SOURCE PASSAGE =
———

CORE Act Suffers Setback
Amendment scrapped from final version of defense budget
By Sophie Stuber, Telluride Daily Planet Contributor
Large holiday gatherings, après-ski parties, and concerts at the Sheridan are on hold until 2021. Despite the Covid-19 pandemic showing the importance of wild lands and outdoor space, Coloradans will also have to wait until the new year for any new public lands protections. Due to staunch Republican opposition, Congress removed the CORE Act amendment, which would have protected 400,000 acres of public lands in Colorado, from the National Defense Authorization Act (NDAA).
“It's obviously disappointing to be so close to the finish line and not be able to complete the journey this year,” said Mark Peason, executive director of San Juan Citizens Alliance, in an interview with the Daily Planet.
The CORE Act has strong bipartisan support in Colorado.
“There really should be little controversy associated with it anymore,” he added.
On Tuesday Dec. 8, the U.S. House of Representatives passed a $740.5 billion annual defense spending budget for the fiscal year of 2021. The Senate has yet to vote on the final version of the NDAA, but representatives of both chambers of Congress negotiated this iteration of the NDAA last week, and the budget is expected to pass in the Senate.
Although Congress must pass a defense spending budget every year, the decisions over what to include are often hotly debated — and not necessarily directly related to military, defense or security. In past years, the NDAA has been a strategy for Congress to get through public lands legislation that was unable to pass as a standalone bill. The 2015 NDAA included the Hermosa Creek Watershed Protection Act as an amendment—protecting 100,000 acres of land in southwest Colorado.
For 2021, Colorado Senator Michael Bennet and Representative Joe Neguse had hoped that the defense spending budget would be an avenue to finally pass the CORE Act. Although the House version of the NDAA included the CORE Act, the bill did not survive the final version. The CORE Act has now passed in the House twice — once as a separate bill and once as an amendment to the NDAA — but it has been unable to get through the Republican-controlled Senate.
“Michael is disappointed that the CORE Act wasn’t included in the final defense authorization bill,” a spokesperson in Senator Bennet’s office told the Planet. “He’ll continue to pursue every opportunity to pass this critical bill for Colorado.
Locally, the CORE Act would protect 61,000 acres of land in the San Juan Mountains, including Mount Sneffels and Wilson Peak. If the proposed bill becomes law, Colorado would get 73,000 new acres of designated wilderness area. The bill also bans future leasing for oil and gas drilling on the Thompson Divide. Near Telluride, Ice Lake Basin would be protected from future mining, and Sheep Mountain would be designated a Special Management Area. Notably, the CORE Act would establish Camp Hale as the first ever designated National Historic Landscape in tribute to veterans and the 10th Mountain Army Division.

———

EXPLORE THE MATERIAL =
A) Please reproduce the CORE Act article word for word, from "For 2021, Colorado" down to "the Republican-controlled Senate.".
B) Name every person mentioned by full name in the CORE Act article.
C) Resume the CORE Act article, picking up right after its final sentence.

GIVEN RECORDS =
———

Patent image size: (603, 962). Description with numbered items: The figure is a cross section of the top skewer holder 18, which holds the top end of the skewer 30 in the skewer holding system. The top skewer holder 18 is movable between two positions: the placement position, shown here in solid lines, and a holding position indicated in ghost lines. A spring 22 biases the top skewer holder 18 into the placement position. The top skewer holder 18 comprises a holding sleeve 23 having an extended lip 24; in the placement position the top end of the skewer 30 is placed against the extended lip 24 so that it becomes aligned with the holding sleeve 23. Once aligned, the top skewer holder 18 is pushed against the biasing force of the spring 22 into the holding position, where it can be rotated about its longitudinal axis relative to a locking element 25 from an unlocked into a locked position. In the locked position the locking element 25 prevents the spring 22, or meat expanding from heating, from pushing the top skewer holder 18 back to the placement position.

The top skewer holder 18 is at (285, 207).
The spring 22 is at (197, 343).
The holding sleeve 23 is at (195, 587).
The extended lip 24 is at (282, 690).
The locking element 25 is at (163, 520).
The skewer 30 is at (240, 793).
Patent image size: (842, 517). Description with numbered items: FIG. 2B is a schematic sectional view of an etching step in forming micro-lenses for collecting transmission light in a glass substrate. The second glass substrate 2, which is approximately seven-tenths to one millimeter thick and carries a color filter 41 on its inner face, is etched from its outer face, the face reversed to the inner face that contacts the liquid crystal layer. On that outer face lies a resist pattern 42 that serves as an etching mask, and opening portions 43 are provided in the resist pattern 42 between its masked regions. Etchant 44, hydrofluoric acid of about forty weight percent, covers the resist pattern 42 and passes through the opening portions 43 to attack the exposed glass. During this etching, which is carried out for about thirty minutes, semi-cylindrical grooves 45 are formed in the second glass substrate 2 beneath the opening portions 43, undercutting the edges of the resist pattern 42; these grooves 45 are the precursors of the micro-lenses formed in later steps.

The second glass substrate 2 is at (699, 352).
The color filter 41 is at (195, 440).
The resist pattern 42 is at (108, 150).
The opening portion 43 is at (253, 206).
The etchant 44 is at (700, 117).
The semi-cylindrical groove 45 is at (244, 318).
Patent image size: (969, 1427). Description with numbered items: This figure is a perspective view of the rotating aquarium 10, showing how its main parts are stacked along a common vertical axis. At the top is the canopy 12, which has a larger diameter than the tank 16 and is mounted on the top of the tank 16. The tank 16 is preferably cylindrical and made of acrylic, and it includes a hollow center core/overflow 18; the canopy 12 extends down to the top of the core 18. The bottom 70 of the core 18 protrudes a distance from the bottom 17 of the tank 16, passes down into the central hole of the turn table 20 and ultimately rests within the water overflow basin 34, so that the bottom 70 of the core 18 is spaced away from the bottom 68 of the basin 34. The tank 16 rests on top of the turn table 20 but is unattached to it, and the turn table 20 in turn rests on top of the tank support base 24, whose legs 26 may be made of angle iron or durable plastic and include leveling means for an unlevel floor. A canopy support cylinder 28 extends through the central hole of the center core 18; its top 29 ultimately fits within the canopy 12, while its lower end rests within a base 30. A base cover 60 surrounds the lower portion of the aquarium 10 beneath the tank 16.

———

REPLIES =
A)
For 2021, Colorado Senator Michael Bennet and Representative Joe Neguse had hoped that the defense spending budget would be an avenue to finally pass the CORE Act. Although the House version of the NDAA included the CORE Act, the bill did not survive the final version. The CORE Act has now passed in the House twice — once as a separate bill and once as an amendment to the NDAA — but it has been unable to get through the Republican-controlled Senate.

B) Sophie Stuber, Mark Peason, Michael Bennet, Joe Neguse

C)
Although Senator Bennet and Representative Neguse introduced the CORE Act to Congress in 2019 local wilderness advocates have been trying to protect the same local lands for over a decade. The San Juan Wilderness Act is one of the smaller bills that got fused together to create the CORE Act.
“We’ve been working on this for more than a decade,” Pearson said.
Congresswoman Diana DeGette, a staunch supporter of public lands bills, was a member of the NDAA conference committee negotiated between the House and the Senate to draft a final version of the NDAA. Unfortunately, Representative DeGette and other wilderness advocates were unable to convince the Republican-majority Senate to include either the CORE Act or the Protecting America’s Wilderness Act. Members of the timber and fossil fuel industries lobbied strongly against these wilderness bills, which could reduce future resource extraction — as with the Thompson Divide.
“It’s shameful that Senate Republicans refused to include any of our public land bills in the final version of this year’s NDAA. Our fight to protect more of Colorado’s wilderness, through both the PAW and CORE Act, is far from over,” Senate DeGette said.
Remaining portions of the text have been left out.